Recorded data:
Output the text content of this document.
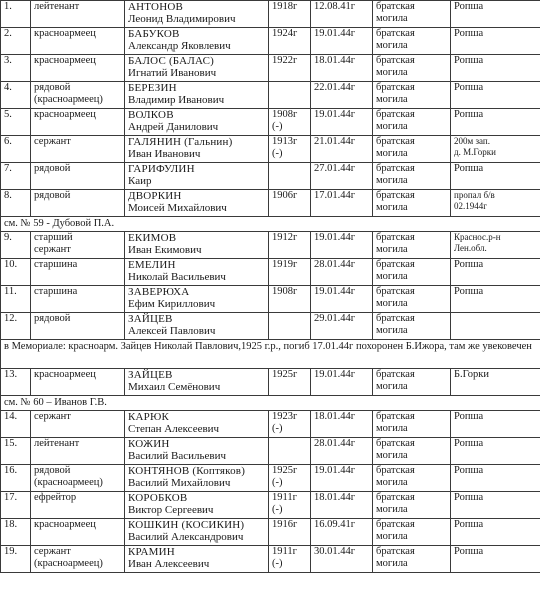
1.	лейтенант	АНТОНОВ
Леонид Владимирович	1918г	12.08.41г	братская
могила	Ропша

2.	красноармеец	БАБУКОВ
Александр Яковлевич	1924г	19.01.44г	братская
могила	Ропша

3.	красноармеец	БАЛОС (БАЛАС)
Игнатий Иванович	1922г	18.01.44г	братская
могила	Ропша

4.	рядовой
(красноармеец)	БЕРЕЗИН
Владимир Иванович		22.01.44г	братская
могила	Ропша

5.	красноармеец	ВОЛКОВ
Андрей Данилович	1908г
(-)	19.01.44г	братская
могила	Ропша

6.	сержант	ГАЛЯНИН (Гальнин)
Иван Иванович	1913г
(-)	21.01.44г	братская
могила	200м зап.
д. М.Горки

7.	рядовой	ГАРИФУЛИН
Каир		27.01.44г	братская
могила	Ропша

8.	рядовой	ДВОРКИН
Моисей Михайлович	1906г	17.01.44г	братская
могила	пропал б/в
02.1944г

см. № 59 - Дубовой П.А.						
9.	старший
сержант	ЕКИМОВ
Иван Екимович	1912г	19.01.44г	братская
могила	Краснос.р-н
Лен.обл.

10.	старшина	ЕМЕЛИН
Николай Васильевич	1919г	28.01.44г	братская
могила	Ропша

11.	старшина	ЗАВЕРЮХА
Ефим Кириллович	1908г	19.01.44г	братская
могила	Ропша

12.	рядовой	ЗАЙЦЕВ
Алексей Павлович		29.01.44г	братская
могила	

в Мемориале: красноарм. Зайцев Николай Павлович,1925 г.р., погиб 17.01.44г похоронен Б.Ижора, там же увековечен						
13.	красноармеец	ЗАЙЦЕВ
Михаил Семёнович	1925г	19.01.44г	братская
могила	Б.Горки

см. № 60 – Иванов Г.В.						
14.	сержант	КАРЮК
Степан Алексеевич	1923г
(-)	18.01.44г	братская
могила	Ропша

15.	лейтенант	КОЖИН
Василий Васильевич		28.01.44г	братская
могила	Ропша

16.	рядовой
(красноармеец)	КОНТЯНОВ (Коптяков)
Василий Михайлович	1925г
(-)	19.01.44г	братская
могила	Ропша

17.	ефрейтор	КОРОБКОВ
Виктор Сергеевич	1911г
(-)	18.01.44г	братская
могила	Ропша

18.	красноармеец	КОШКИН (КОСИКИН)
Василий Александрович	1916г	16.09.41г	братская
могила	Ропша

19.	сержант
(красноармеец)	КРАМИН
Иван Алексеевич	1911г
(-)	30.01.44г	братская
могила	Ропша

What needs to be done: Write out the listing above exactly as it stands, pictures excluded.

Correct output:
Output the text content of this document.
1.	лейтенант	АНТОНОВ
Леонид Владимирович	1918г	12.08.41г	братская
могила	Ропша

2.	красноармеец	БАБУКОВ
Александр Яковлевич	1924г	19.01.44г	братская
могила	Ропша

3.	красноармеец	БАЛОС (БАЛАС)
Игнатий Иванович	1922г	18.01.44г	братская
могила	Ропша

4.	рядовой
(красноармеец)	БЕРЕЗИН
Владимир Иванович		22.01.44г	братская
могила	Ропша

5.	красноармеец	ВОЛКОВ
Андрей Данилович	1908г
(-)	19.01.44г	братская
могила	Ропша

6.	сержант	ГАЛЯНИН (Гальнин)
Иван Иванович	1913г
(-)	21.01.44г	братская
могила	200м зап.
д. М.Горки

7.	рядовой	ГАРИФУЛИН
Каир		27.01.44г	братская
могила	Ропша

8.	рядовой	ДВОРКИН
Моисей Михайлович	1906г	17.01.44г	братская
могила	пропал б/в
02.1944г

см. № 59 - Дубовой П.А.						
9.	старший
сержант	ЕКИМОВ
Иван Екимович	1912г	19.01.44г	братская
могила	Краснос.р-н
Лен.обл.

10.	старшина	ЕМЕЛИН
Николай Васильевич	1919г	28.01.44г	братская
могила	Ропша

11.	старшина	ЗАВЕРЮХА
Ефим Кириллович	1908г	19.01.44г	братская
могила	Ропша

12.	рядовой	ЗАЙЦЕВ
Алексей Павлович		29.01.44г	братская
могила	

в Мемориале: красноарм. Зайцев Николай Павлович,1925 г.р., погиб 17.01.44г похоронен Б.Ижора, там же увековечен						
13.	красноармеец	ЗАЙЦЕВ
Михаил Семёнович	1925г	19.01.44г	братская
могила	Б.Горки

см. № 60 – Иванов Г.В.						
14.	сержант	КАРЮК
Степан Алексеевич	1923г
(-)	18.01.44г	братская
могила	Ропша

15.	лейтенант	КОЖИН
Василий Васильевич		28.01.44г	братская
могила	Ропша

16.	рядовой
(красноармеец)	КОНТЯНОВ (Коптяков)
Василий Михайлович	1925г
(-)	19.01.44г	братская
могила	Ропша

17.	ефрейтор	КОРОБКОВ
Виктор Сергеевич	1911г
(-)	18.01.44г	братская
могила	Ропша

18.	красноармеец	КОШКИН (КОСИКИН)
Василий Александрович	1916г	16.09.41г	братская
могила	Ропша

19.	сержант
(красноармеец)	КРАМИН
Иван Алексеевич	1911г
(-)	30.01.44г	братская
могила	Ропша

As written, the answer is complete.